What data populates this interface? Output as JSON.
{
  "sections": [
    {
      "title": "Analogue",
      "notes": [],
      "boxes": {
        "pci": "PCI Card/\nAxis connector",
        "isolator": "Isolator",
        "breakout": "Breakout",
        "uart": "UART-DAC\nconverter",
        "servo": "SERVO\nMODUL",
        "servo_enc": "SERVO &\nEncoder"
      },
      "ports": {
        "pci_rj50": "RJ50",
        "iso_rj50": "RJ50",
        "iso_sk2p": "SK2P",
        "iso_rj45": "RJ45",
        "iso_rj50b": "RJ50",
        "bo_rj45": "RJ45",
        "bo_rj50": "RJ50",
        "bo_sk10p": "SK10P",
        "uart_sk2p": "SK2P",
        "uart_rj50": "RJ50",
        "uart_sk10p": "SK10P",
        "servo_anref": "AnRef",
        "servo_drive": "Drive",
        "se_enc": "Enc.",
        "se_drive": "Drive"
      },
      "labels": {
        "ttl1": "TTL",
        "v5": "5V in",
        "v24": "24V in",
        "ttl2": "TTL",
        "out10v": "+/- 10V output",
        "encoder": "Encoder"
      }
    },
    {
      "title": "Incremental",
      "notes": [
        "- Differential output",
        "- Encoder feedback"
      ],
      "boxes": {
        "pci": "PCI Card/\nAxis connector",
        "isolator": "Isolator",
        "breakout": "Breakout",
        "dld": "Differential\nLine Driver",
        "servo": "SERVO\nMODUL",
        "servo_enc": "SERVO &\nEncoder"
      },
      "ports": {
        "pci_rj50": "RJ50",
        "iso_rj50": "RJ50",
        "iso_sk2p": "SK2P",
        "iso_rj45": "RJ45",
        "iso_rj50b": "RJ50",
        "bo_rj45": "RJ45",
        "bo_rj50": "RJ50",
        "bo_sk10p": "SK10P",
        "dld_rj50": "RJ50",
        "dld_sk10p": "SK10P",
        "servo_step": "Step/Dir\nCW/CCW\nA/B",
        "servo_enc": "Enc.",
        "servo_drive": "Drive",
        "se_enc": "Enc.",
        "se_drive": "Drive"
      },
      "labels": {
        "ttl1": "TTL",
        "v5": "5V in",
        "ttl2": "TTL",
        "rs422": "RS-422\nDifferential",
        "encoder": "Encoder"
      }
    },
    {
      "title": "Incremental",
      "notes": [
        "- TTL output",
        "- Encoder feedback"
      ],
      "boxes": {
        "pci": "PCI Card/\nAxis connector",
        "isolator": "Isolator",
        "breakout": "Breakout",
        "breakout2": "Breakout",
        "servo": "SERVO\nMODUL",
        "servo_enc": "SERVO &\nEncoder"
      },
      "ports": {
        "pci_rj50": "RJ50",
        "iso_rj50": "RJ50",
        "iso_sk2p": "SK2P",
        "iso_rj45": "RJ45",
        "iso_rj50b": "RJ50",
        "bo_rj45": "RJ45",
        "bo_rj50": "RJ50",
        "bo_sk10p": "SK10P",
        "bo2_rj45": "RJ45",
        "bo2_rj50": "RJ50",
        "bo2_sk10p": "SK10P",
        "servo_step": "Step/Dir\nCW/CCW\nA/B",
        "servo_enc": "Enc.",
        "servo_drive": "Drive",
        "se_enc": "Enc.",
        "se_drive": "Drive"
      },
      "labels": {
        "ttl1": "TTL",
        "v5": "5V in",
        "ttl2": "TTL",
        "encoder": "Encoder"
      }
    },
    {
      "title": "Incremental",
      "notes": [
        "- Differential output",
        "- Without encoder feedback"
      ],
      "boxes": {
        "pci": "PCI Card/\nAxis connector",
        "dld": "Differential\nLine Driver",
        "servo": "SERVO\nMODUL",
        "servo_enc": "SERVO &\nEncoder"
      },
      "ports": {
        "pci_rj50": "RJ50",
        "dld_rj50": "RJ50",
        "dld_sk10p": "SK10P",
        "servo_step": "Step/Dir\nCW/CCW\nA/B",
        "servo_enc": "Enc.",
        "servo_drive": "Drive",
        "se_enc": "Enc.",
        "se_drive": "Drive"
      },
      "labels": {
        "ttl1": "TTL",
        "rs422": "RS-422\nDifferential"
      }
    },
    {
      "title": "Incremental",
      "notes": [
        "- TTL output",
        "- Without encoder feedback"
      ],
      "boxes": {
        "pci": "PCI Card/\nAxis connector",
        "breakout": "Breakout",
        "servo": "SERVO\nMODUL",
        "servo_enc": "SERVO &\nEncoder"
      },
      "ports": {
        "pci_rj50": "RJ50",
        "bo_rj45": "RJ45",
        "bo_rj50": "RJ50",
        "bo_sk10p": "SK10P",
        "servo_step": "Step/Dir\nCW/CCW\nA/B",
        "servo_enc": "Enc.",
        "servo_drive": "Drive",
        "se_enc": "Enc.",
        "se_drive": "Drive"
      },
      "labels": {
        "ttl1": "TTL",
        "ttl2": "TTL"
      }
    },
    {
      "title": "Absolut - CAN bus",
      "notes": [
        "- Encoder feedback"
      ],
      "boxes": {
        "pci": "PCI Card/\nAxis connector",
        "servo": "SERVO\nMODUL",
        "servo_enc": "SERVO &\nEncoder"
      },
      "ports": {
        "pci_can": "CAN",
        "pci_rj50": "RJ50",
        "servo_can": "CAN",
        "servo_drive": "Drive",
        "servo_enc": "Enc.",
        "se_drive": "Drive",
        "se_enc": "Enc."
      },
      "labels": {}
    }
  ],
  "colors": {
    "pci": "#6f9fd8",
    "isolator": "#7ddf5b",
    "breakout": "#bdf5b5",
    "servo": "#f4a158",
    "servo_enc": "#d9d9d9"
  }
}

________________________________________

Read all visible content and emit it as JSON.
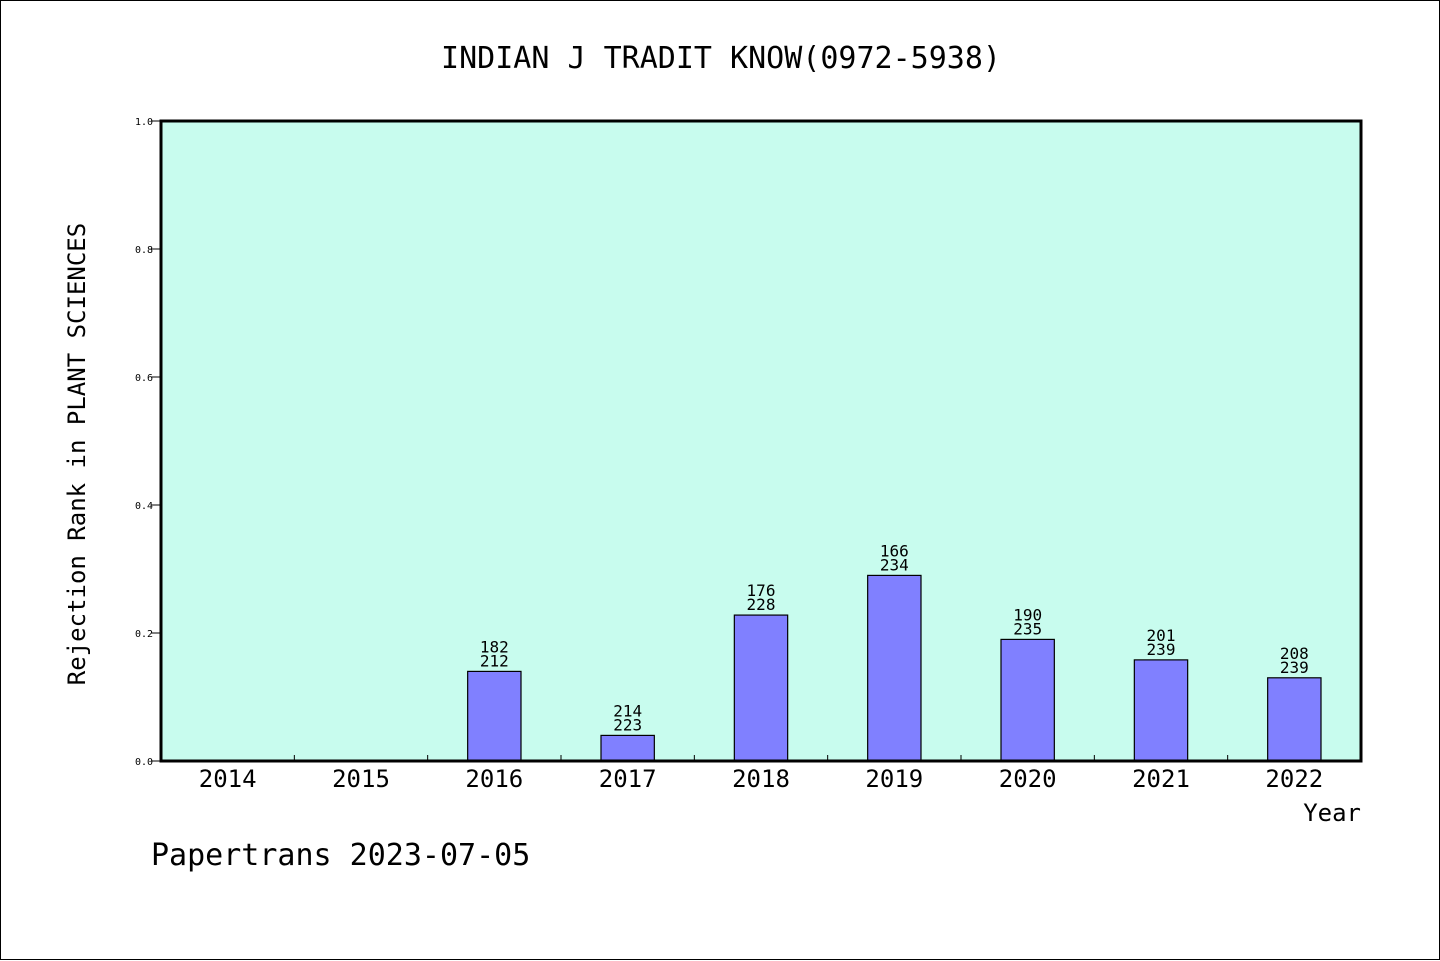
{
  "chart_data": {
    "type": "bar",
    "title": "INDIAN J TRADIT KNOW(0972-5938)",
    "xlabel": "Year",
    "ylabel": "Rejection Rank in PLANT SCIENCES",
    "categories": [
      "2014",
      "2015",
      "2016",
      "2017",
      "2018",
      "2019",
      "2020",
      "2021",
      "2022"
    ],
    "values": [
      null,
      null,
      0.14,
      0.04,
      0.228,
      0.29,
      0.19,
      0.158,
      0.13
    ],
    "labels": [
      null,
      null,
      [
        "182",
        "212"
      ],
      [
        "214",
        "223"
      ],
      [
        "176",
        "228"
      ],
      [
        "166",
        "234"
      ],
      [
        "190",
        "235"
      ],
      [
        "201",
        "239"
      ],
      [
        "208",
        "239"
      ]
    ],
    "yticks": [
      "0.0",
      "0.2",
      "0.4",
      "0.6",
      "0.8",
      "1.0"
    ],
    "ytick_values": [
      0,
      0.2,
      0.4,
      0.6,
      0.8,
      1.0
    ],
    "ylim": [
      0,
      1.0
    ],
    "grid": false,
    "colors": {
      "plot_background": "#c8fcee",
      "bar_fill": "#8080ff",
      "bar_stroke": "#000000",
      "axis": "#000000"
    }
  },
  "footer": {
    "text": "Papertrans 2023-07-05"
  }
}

________________________________________

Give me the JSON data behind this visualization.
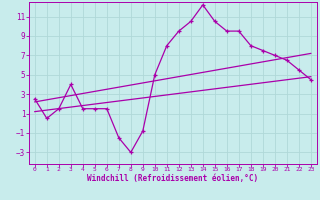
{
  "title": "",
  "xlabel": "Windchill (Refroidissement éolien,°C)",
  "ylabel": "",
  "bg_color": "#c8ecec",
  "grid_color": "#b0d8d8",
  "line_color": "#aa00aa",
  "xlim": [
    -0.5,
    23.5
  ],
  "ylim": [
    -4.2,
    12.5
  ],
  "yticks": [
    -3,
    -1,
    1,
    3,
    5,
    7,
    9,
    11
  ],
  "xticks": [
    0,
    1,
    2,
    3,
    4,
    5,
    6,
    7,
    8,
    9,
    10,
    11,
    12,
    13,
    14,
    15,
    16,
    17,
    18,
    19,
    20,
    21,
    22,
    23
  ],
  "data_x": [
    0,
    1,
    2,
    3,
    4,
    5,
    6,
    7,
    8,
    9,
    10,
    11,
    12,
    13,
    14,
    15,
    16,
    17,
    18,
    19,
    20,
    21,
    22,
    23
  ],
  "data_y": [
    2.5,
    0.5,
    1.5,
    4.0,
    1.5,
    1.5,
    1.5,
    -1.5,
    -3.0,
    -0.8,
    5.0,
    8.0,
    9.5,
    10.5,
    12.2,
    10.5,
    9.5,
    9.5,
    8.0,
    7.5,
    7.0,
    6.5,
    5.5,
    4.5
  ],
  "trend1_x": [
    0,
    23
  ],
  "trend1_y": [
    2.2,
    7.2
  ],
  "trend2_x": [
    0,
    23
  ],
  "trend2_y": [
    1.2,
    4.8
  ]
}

________________________________________

# Exercise goal:
Look through the entries and find each line that has the string "ylabel". Copy those lines.

# Task result:
    "ylabel": "Rejection Rank in PLANT SCIENCES",
  "ylabel": "",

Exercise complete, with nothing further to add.